GIVEN PROBLEM:
Transcribe every line exactly and omit anything that is a picture.

— start of INPUT MATERIAL —

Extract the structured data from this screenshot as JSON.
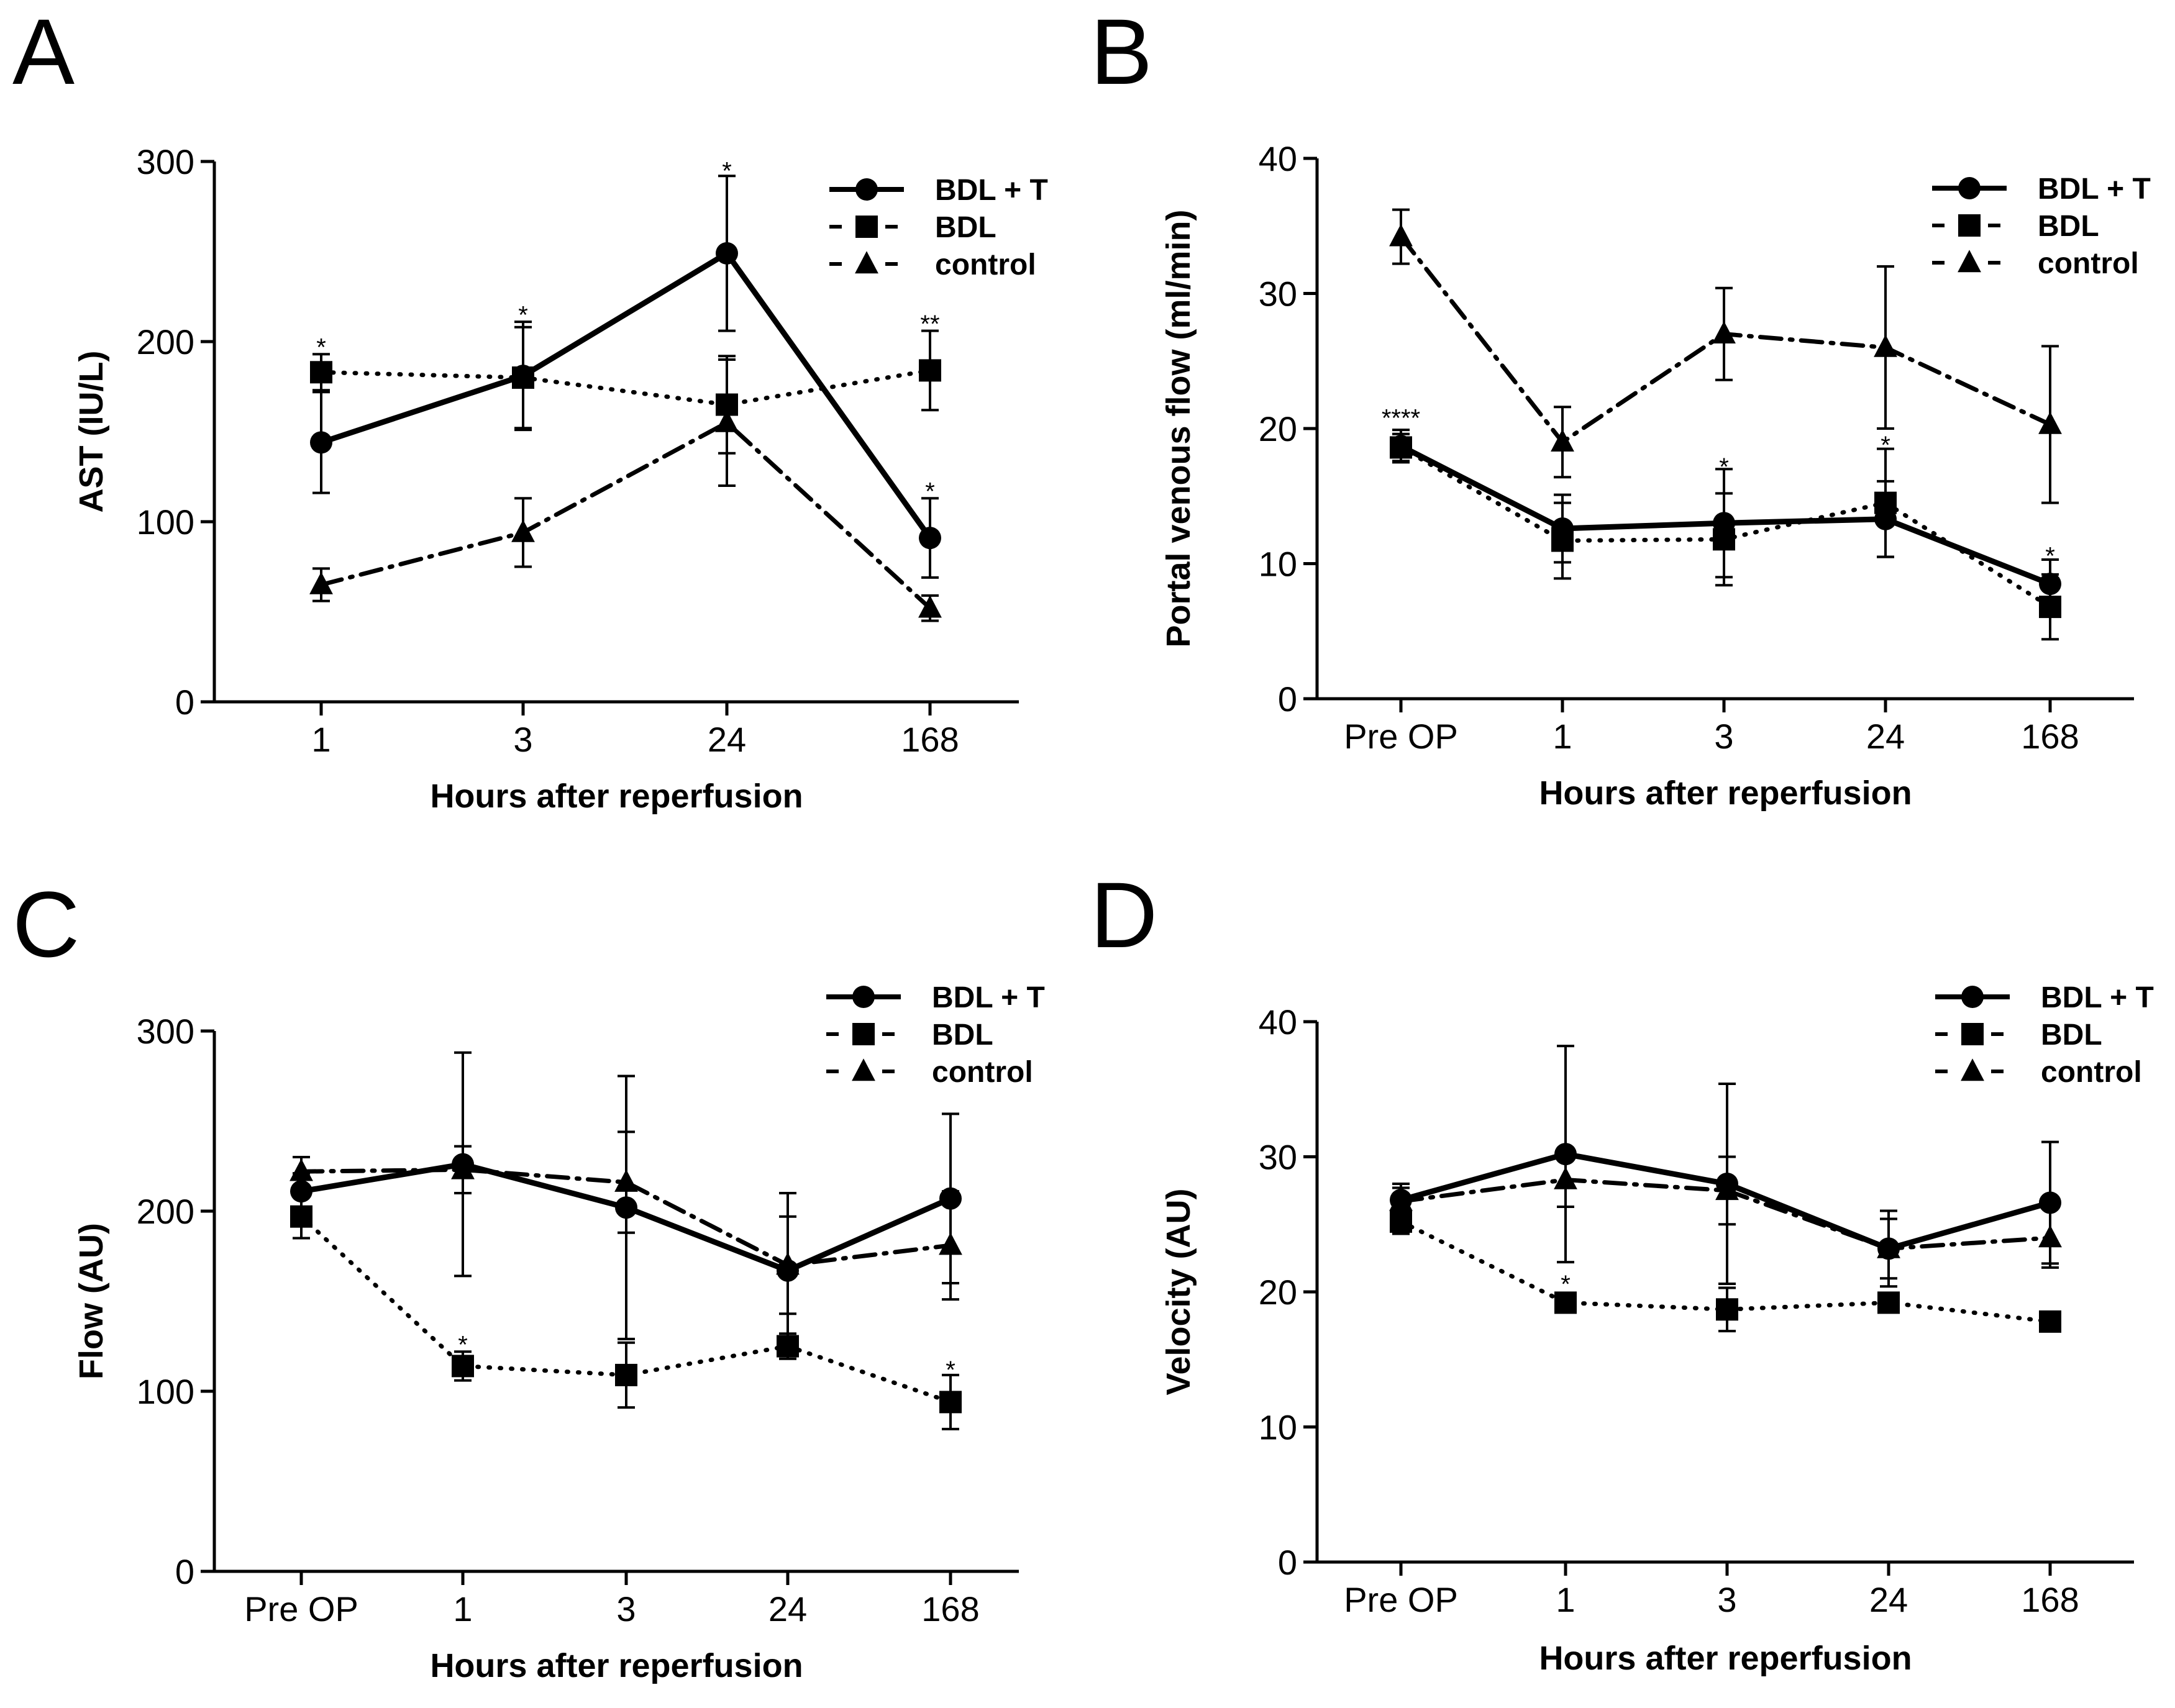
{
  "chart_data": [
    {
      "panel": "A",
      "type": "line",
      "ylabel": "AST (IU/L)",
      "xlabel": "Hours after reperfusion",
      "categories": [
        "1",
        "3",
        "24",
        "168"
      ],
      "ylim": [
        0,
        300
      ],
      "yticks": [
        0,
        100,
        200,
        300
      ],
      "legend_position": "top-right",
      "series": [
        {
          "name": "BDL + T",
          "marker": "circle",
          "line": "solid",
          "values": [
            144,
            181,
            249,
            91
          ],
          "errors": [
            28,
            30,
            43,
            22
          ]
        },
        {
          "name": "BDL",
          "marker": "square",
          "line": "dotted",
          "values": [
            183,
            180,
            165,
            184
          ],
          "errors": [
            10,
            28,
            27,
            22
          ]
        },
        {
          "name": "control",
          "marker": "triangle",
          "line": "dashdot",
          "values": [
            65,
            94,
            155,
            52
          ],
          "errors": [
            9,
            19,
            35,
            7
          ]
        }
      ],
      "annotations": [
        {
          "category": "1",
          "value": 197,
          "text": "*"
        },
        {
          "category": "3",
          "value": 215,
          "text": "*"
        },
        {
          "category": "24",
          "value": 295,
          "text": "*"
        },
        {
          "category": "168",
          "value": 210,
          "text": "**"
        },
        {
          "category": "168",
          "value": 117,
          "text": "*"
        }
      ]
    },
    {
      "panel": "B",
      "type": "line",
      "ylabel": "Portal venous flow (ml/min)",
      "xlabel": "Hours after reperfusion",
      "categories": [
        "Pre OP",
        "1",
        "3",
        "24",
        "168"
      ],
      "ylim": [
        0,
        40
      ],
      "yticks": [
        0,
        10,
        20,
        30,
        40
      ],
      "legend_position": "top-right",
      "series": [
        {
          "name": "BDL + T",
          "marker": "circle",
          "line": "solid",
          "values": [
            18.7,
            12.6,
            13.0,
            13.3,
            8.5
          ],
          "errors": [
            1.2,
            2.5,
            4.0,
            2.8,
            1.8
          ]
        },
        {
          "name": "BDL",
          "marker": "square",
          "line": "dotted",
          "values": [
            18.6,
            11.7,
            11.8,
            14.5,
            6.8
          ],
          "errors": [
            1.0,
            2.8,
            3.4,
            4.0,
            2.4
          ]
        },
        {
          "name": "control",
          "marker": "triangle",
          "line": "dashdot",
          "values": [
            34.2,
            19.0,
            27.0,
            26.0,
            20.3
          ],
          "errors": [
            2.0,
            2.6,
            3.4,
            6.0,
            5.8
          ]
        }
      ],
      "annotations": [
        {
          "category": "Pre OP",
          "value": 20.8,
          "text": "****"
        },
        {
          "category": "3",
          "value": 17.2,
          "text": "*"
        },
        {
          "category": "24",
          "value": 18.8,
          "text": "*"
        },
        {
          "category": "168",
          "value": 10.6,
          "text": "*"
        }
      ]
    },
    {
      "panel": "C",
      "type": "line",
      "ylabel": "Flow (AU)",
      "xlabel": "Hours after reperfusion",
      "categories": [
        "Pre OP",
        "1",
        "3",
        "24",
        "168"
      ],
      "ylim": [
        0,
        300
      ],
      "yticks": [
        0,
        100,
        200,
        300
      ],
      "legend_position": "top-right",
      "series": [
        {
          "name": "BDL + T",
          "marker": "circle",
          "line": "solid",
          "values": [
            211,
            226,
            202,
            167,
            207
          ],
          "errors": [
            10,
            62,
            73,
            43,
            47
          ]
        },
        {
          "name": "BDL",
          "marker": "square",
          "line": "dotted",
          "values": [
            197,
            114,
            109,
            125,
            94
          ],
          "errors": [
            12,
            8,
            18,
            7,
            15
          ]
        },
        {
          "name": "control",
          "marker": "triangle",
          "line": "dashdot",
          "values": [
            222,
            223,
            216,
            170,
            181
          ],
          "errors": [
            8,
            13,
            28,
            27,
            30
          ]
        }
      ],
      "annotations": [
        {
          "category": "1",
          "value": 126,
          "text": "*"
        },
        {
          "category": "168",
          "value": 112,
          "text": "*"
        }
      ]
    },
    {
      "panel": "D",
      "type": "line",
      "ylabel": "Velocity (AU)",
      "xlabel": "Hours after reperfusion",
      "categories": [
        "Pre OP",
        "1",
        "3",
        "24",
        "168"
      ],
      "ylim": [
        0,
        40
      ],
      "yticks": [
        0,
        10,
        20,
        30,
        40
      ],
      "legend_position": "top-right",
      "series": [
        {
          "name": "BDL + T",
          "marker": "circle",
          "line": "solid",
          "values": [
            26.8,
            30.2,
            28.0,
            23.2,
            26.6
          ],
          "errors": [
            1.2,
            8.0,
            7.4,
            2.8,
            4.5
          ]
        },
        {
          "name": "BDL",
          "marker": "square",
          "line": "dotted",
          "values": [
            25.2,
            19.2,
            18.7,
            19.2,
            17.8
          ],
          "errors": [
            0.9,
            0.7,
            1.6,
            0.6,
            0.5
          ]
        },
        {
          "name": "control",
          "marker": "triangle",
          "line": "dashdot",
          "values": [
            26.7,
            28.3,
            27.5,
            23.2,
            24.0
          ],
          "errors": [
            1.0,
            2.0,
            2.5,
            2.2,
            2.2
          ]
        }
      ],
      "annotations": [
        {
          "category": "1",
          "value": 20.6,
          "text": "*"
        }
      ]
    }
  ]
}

— end of INPUT MATERIAL —

FINAL ANSWER:
Extract the structured data from this screenshot as JSON.
{
  "chart_data": [
    {
      "panel": "A",
      "type": "line",
      "ylabel": "AST (IU/L)",
      "xlabel": "Hours after reperfusion",
      "categories": [
        "1",
        "3",
        "24",
        "168"
      ],
      "ylim": [
        0,
        300
      ],
      "yticks": [
        0,
        100,
        200,
        300
      ],
      "legend_position": "top-right",
      "series": [
        {
          "name": "BDL + T",
          "marker": "circle",
          "line": "solid",
          "values": [
            144,
            181,
            249,
            91
          ],
          "errors": [
            28,
            30,
            43,
            22
          ]
        },
        {
          "name": "BDL",
          "marker": "square",
          "line": "dotted",
          "values": [
            183,
            180,
            165,
            184
          ],
          "errors": [
            10,
            28,
            27,
            22
          ]
        },
        {
          "name": "control",
          "marker": "triangle",
          "line": "dashdot",
          "values": [
            65,
            94,
            155,
            52
          ],
          "errors": [
            9,
            19,
            35,
            7
          ]
        }
      ],
      "annotations": [
        {
          "category": "1",
          "value": 197,
          "text": "*"
        },
        {
          "category": "3",
          "value": 215,
          "text": "*"
        },
        {
          "category": "24",
          "value": 295,
          "text": "*"
        },
        {
          "category": "168",
          "value": 210,
          "text": "**"
        },
        {
          "category": "168",
          "value": 117,
          "text": "*"
        }
      ]
    },
    {
      "panel": "B",
      "type": "line",
      "ylabel": "Portal venous flow (ml/min)",
      "xlabel": "Hours after reperfusion",
      "categories": [
        "Pre OP",
        "1",
        "3",
        "24",
        "168"
      ],
      "ylim": [
        0,
        40
      ],
      "yticks": [
        0,
        10,
        20,
        30,
        40
      ],
      "legend_position": "top-right",
      "series": [
        {
          "name": "BDL + T",
          "marker": "circle",
          "line": "solid",
          "values": [
            18.7,
            12.6,
            13.0,
            13.3,
            8.5
          ],
          "errors": [
            1.2,
            2.5,
            4.0,
            2.8,
            1.8
          ]
        },
        {
          "name": "BDL",
          "marker": "square",
          "line": "dotted",
          "values": [
            18.6,
            11.7,
            11.8,
            14.5,
            6.8
          ],
          "errors": [
            1.0,
            2.8,
            3.4,
            4.0,
            2.4
          ]
        },
        {
          "name": "control",
          "marker": "triangle",
          "line": "dashdot",
          "values": [
            34.2,
            19.0,
            27.0,
            26.0,
            20.3
          ],
          "errors": [
            2.0,
            2.6,
            3.4,
            6.0,
            5.8
          ]
        }
      ],
      "annotations": [
        {
          "category": "Pre OP",
          "value": 20.8,
          "text": "****"
        },
        {
          "category": "3",
          "value": 17.2,
          "text": "*"
        },
        {
          "category": "24",
          "value": 18.8,
          "text": "*"
        },
        {
          "category": "168",
          "value": 10.6,
          "text": "*"
        }
      ]
    },
    {
      "panel": "C",
      "type": "line",
      "ylabel": "Flow (AU)",
      "xlabel": "Hours after reperfusion",
      "categories": [
        "Pre OP",
        "1",
        "3",
        "24",
        "168"
      ],
      "ylim": [
        0,
        300
      ],
      "yticks": [
        0,
        100,
        200,
        300
      ],
      "legend_position": "top-right",
      "series": [
        {
          "name": "BDL + T",
          "marker": "circle",
          "line": "solid",
          "values": [
            211,
            226,
            202,
            167,
            207
          ],
          "errors": [
            10,
            62,
            73,
            43,
            47
          ]
        },
        {
          "name": "BDL",
          "marker": "square",
          "line": "dotted",
          "values": [
            197,
            114,
            109,
            125,
            94
          ],
          "errors": [
            12,
            8,
            18,
            7,
            15
          ]
        },
        {
          "name": "control",
          "marker": "triangle",
          "line": "dashdot",
          "values": [
            222,
            223,
            216,
            170,
            181
          ],
          "errors": [
            8,
            13,
            28,
            27,
            30
          ]
        }
      ],
      "annotations": [
        {
          "category": "1",
          "value": 126,
          "text": "*"
        },
        {
          "category": "168",
          "value": 112,
          "text": "*"
        }
      ]
    },
    {
      "panel": "D",
      "type": "line",
      "ylabel": "Velocity (AU)",
      "xlabel": "Hours after reperfusion",
      "categories": [
        "Pre OP",
        "1",
        "3",
        "24",
        "168"
      ],
      "ylim": [
        0,
        40
      ],
      "yticks": [
        0,
        10,
        20,
        30,
        40
      ],
      "legend_position": "top-right",
      "series": [
        {
          "name": "BDL + T",
          "marker": "circle",
          "line": "solid",
          "values": [
            26.8,
            30.2,
            28.0,
            23.2,
            26.6
          ],
          "errors": [
            1.2,
            8.0,
            7.4,
            2.8,
            4.5
          ]
        },
        {
          "name": "BDL",
          "marker": "square",
          "line": "dotted",
          "values": [
            25.2,
            19.2,
            18.7,
            19.2,
            17.8
          ],
          "errors": [
            0.9,
            0.7,
            1.6,
            0.6,
            0.5
          ]
        },
        {
          "name": "control",
          "marker": "triangle",
          "line": "dashdot",
          "values": [
            26.7,
            28.3,
            27.5,
            23.2,
            24.0
          ],
          "errors": [
            1.0,
            2.0,
            2.5,
            2.2,
            2.2
          ]
        }
      ],
      "annotations": [
        {
          "category": "1",
          "value": 20.6,
          "text": "*"
        }
      ]
    }
  ]
}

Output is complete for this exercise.